WHAT THE EXERCISE ASKS ▸
Scan the entries below for the word "кроме". Copy each line that has it.

[ENTRIES SHOWN start]

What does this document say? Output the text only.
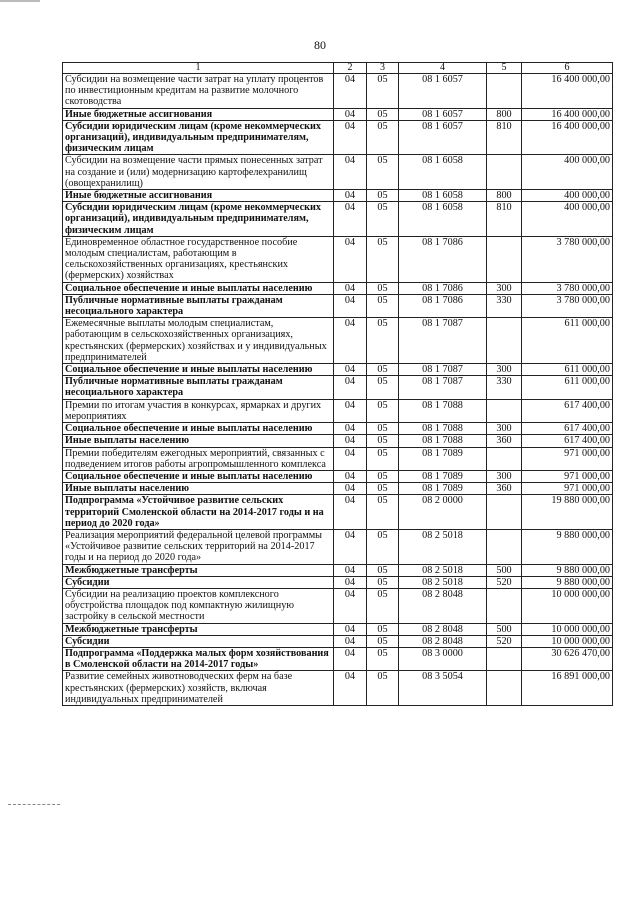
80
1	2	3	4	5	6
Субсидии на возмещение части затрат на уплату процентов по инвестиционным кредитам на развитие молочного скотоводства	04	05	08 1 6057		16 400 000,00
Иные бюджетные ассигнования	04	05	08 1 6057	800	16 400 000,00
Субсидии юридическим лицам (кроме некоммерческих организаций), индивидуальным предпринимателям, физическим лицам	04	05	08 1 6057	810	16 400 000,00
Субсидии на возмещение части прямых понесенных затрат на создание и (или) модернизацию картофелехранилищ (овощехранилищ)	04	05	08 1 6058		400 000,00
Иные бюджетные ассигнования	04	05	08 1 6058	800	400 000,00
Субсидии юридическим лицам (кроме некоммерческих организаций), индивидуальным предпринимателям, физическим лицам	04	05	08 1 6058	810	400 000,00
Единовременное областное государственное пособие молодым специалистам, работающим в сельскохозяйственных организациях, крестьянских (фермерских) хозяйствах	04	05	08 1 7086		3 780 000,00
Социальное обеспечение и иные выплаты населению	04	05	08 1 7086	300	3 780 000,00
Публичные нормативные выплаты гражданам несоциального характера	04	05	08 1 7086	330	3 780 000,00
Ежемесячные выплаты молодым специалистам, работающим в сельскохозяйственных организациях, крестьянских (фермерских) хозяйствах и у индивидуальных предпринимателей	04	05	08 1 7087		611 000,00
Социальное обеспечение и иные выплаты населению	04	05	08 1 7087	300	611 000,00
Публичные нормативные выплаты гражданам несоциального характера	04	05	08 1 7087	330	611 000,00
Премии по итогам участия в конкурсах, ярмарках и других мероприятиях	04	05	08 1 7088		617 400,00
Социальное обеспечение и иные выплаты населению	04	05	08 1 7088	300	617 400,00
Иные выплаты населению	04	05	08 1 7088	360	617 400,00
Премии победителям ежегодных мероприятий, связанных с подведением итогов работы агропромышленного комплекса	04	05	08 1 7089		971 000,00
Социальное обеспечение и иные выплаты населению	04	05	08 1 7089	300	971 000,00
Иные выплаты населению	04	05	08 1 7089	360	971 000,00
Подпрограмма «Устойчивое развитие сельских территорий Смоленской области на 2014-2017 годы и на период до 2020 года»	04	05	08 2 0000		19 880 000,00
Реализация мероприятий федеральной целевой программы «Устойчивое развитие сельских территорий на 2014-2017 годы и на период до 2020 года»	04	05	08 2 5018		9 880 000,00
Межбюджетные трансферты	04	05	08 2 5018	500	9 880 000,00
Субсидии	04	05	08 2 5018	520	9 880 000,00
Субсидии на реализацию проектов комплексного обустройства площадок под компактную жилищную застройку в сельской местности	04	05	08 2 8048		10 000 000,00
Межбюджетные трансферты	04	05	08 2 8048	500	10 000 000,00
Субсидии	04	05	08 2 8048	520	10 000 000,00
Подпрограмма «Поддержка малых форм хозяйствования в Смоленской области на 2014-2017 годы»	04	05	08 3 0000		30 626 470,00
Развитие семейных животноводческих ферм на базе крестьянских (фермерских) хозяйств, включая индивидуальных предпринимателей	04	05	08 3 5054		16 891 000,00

[ENTRIES SHOWN end]
[ENTRIES SHOWN start]

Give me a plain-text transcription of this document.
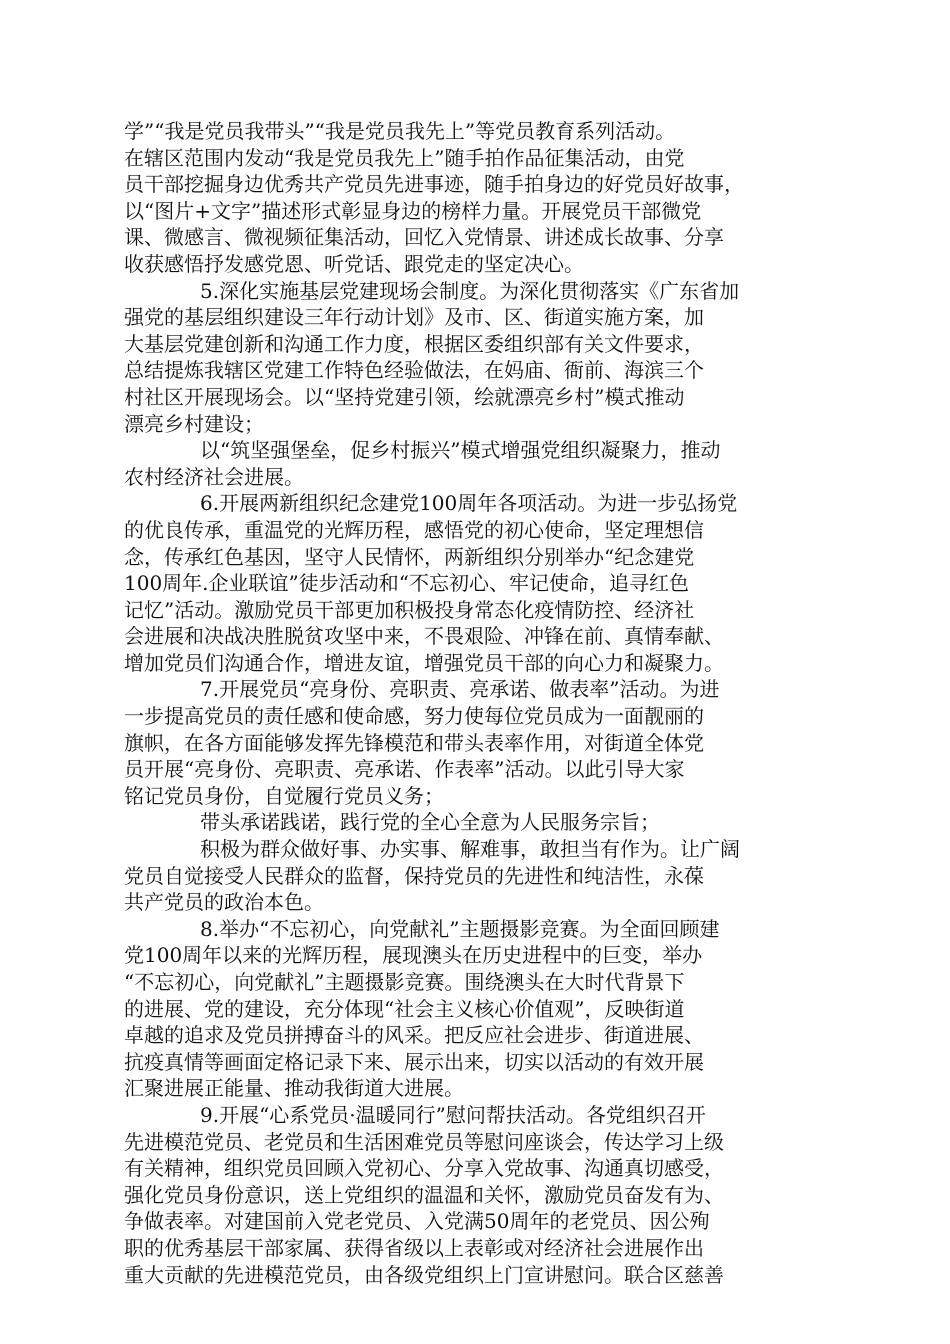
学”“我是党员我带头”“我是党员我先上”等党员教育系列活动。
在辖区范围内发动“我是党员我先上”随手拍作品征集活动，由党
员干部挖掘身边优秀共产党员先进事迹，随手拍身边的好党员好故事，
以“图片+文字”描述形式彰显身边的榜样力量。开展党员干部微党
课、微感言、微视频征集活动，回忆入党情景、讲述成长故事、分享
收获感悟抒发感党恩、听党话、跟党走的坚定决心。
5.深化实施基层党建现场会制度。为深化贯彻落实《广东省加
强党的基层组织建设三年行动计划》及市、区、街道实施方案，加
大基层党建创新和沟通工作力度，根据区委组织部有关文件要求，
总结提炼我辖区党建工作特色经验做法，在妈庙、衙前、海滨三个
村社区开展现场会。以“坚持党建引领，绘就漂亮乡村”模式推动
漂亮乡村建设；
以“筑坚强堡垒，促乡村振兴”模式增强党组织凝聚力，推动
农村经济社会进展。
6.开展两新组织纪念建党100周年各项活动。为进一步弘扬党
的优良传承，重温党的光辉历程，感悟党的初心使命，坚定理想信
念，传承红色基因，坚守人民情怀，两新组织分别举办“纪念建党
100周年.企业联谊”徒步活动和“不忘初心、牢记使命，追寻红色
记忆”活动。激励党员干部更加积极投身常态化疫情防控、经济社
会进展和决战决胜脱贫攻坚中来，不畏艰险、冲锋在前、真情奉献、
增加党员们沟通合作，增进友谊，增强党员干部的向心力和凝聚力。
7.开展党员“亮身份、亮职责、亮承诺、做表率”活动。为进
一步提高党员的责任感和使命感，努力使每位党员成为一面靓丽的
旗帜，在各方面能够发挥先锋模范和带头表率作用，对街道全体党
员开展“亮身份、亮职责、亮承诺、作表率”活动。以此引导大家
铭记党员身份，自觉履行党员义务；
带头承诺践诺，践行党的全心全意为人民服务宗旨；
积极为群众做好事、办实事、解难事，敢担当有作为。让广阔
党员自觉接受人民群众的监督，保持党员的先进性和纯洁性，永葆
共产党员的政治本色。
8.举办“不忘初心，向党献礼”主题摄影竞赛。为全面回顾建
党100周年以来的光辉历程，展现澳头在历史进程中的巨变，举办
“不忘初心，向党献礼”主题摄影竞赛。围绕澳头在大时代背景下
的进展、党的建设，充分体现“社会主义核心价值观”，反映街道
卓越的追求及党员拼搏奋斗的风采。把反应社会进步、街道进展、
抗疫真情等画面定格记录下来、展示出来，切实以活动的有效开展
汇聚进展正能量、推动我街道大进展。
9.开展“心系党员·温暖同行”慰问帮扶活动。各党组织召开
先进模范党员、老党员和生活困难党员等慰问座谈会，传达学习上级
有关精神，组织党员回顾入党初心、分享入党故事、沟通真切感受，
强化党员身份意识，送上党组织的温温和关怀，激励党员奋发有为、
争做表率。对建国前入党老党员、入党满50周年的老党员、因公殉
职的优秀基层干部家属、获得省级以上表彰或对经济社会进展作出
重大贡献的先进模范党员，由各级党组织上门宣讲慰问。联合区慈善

[ENTRIES SHOWN end]

FINISHED EXERCISE ▸
Субсидии юридическим лицам (кроме некоммерческих организаций), индивидуальным предпринимателям, физическим лицам	04	05	08 1 6057	810	16 400 000,00
Субсидии юридическим лицам (кроме некоммерческих организаций), индивидуальным предпринимателям, физическим лицам	04	05	08 1 6058	810	400 000,00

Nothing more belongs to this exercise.